[SET PROBLEM]: Show every line below where "wcześniej" can be found.

[RECORDS PROVIDED]:
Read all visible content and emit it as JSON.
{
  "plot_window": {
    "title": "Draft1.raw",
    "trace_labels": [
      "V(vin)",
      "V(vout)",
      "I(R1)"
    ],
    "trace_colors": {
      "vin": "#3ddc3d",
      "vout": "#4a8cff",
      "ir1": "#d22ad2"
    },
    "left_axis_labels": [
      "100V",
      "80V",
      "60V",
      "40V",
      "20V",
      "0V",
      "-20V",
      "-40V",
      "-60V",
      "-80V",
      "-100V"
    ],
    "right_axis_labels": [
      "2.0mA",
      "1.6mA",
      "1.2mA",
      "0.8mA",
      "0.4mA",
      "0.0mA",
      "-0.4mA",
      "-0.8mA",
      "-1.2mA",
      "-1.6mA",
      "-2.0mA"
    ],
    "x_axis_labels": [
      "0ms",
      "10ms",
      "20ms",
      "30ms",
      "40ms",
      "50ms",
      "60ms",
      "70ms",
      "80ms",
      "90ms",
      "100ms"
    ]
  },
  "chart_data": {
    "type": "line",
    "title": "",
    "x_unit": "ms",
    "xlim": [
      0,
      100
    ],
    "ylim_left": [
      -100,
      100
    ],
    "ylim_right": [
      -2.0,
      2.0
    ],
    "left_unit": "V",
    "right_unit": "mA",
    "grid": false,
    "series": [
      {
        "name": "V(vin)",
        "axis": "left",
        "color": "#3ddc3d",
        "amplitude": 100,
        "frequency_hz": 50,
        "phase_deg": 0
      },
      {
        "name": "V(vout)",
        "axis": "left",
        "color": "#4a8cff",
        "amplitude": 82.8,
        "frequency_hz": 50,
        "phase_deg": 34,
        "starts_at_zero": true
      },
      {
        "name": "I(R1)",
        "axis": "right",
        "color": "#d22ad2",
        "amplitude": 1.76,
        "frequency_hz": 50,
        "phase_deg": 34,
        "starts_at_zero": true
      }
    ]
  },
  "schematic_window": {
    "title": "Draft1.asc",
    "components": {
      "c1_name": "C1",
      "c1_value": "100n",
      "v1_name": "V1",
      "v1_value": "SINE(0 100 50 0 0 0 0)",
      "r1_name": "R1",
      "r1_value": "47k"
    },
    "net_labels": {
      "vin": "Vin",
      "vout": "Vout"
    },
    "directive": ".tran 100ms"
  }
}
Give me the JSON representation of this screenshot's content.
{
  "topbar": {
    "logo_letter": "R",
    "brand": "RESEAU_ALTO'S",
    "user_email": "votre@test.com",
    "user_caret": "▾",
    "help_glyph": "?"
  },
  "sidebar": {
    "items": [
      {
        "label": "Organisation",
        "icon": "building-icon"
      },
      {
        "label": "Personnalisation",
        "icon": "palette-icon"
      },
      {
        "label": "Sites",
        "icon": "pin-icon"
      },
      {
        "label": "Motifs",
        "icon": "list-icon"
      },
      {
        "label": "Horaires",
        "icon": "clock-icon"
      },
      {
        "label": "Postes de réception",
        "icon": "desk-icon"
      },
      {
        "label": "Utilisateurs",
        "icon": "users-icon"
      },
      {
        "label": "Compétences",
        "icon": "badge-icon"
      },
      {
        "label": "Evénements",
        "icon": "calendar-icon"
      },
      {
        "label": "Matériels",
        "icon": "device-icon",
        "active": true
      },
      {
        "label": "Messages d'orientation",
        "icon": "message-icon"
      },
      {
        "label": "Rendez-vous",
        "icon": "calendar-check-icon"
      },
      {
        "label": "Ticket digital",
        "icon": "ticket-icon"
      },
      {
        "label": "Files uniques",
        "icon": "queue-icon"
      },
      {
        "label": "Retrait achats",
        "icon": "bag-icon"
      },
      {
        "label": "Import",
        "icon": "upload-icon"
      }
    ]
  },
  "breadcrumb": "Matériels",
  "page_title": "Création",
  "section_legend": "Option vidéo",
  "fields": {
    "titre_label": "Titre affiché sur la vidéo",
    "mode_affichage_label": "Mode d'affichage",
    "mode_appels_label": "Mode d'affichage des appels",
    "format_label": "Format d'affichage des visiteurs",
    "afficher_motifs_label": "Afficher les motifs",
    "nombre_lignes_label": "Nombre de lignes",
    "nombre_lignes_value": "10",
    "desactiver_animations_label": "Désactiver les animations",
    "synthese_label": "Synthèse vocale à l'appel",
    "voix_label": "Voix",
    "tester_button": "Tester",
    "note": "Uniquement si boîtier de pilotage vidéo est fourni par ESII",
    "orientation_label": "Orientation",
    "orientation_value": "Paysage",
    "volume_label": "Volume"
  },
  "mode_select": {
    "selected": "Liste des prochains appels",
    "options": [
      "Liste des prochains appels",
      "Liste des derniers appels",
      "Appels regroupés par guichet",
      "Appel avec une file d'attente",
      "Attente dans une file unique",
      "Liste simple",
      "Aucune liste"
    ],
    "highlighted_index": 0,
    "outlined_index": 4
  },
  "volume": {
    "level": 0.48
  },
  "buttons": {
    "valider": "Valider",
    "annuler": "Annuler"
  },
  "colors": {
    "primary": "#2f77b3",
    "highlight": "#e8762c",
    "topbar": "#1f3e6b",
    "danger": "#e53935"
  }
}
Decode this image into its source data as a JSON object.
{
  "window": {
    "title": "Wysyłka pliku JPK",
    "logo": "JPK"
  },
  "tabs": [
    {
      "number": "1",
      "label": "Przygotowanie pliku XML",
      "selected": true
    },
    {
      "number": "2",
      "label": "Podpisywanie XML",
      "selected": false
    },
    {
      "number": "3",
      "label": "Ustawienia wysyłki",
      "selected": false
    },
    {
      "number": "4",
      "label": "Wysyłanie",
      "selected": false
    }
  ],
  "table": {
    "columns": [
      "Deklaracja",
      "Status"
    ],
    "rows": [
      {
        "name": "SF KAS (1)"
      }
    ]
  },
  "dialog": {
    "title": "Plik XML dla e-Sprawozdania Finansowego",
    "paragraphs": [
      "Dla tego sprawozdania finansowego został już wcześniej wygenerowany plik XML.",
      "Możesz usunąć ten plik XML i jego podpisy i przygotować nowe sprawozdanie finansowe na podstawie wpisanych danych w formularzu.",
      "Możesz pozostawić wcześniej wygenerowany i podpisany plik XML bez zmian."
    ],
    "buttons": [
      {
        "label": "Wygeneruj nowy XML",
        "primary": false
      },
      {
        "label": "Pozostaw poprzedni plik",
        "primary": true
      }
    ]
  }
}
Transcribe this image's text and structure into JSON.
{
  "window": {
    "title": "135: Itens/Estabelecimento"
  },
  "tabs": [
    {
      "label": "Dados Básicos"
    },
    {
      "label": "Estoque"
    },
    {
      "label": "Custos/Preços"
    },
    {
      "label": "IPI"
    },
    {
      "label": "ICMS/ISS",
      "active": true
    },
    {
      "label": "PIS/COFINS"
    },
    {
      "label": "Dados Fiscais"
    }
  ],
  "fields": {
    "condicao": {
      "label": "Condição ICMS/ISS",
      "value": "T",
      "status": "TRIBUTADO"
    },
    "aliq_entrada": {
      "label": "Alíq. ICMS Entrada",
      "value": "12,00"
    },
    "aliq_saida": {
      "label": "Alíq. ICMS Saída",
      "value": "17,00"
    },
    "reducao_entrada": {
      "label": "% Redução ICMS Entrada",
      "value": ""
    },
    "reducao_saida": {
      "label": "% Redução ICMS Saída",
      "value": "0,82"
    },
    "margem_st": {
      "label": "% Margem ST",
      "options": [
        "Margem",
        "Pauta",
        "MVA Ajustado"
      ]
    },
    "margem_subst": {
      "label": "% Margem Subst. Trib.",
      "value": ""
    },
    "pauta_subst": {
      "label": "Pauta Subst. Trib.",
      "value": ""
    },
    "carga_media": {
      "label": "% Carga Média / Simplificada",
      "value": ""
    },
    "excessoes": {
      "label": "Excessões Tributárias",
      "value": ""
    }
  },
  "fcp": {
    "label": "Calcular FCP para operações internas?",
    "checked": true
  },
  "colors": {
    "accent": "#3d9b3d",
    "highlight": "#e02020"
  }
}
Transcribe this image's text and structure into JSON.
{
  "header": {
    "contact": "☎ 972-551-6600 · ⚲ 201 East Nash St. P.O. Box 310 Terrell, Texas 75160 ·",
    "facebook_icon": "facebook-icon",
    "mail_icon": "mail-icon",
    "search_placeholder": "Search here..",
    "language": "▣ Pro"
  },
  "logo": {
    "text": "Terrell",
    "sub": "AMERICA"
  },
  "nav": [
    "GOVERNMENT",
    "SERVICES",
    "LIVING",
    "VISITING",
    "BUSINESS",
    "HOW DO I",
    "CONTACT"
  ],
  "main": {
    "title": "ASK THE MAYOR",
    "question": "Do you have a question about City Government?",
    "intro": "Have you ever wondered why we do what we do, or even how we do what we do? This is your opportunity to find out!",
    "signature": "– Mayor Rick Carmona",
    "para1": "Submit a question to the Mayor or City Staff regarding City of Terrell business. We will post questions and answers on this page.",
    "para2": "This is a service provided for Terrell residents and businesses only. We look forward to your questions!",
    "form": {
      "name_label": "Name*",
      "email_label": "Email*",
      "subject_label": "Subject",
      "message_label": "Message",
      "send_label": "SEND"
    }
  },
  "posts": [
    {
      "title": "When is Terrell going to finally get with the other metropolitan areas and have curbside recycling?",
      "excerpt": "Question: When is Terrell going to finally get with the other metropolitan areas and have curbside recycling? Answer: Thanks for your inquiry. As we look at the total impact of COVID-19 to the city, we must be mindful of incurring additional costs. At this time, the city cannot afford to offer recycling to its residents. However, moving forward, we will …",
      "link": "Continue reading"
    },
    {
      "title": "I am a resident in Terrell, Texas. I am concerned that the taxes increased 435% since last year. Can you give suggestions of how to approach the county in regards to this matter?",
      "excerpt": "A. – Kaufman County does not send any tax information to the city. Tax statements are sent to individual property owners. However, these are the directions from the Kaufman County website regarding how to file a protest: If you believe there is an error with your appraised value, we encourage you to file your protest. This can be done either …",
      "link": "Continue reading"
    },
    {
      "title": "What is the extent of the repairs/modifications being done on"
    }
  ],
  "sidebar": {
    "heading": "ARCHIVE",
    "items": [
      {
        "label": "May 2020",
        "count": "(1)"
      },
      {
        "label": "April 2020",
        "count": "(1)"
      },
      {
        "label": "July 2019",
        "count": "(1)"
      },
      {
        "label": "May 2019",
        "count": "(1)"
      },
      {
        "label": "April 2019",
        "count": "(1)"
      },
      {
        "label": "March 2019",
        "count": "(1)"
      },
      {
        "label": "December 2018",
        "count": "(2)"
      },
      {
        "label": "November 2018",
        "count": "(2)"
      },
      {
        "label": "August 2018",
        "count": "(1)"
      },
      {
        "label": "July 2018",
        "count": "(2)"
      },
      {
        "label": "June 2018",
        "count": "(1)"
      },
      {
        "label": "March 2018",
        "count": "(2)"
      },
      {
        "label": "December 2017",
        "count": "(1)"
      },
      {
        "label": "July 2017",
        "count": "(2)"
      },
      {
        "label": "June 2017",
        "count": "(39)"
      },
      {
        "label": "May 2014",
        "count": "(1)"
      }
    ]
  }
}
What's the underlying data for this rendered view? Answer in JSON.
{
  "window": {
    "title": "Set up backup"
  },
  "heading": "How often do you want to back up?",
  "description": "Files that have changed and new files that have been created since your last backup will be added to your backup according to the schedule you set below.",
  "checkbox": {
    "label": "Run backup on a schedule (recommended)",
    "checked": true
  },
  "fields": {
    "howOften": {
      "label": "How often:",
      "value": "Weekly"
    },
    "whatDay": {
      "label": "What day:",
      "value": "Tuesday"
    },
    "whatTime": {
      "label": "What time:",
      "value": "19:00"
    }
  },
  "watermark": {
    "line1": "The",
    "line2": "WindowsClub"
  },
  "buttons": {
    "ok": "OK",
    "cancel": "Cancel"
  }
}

[OUTPUT BELOW]:
      "Dla tego sprawozdania finansowego został już wcześniej wygenerowany plik XML.",
      "Możesz pozostawić wcześniej wygenerowany i podpisany plik XML bez zmian."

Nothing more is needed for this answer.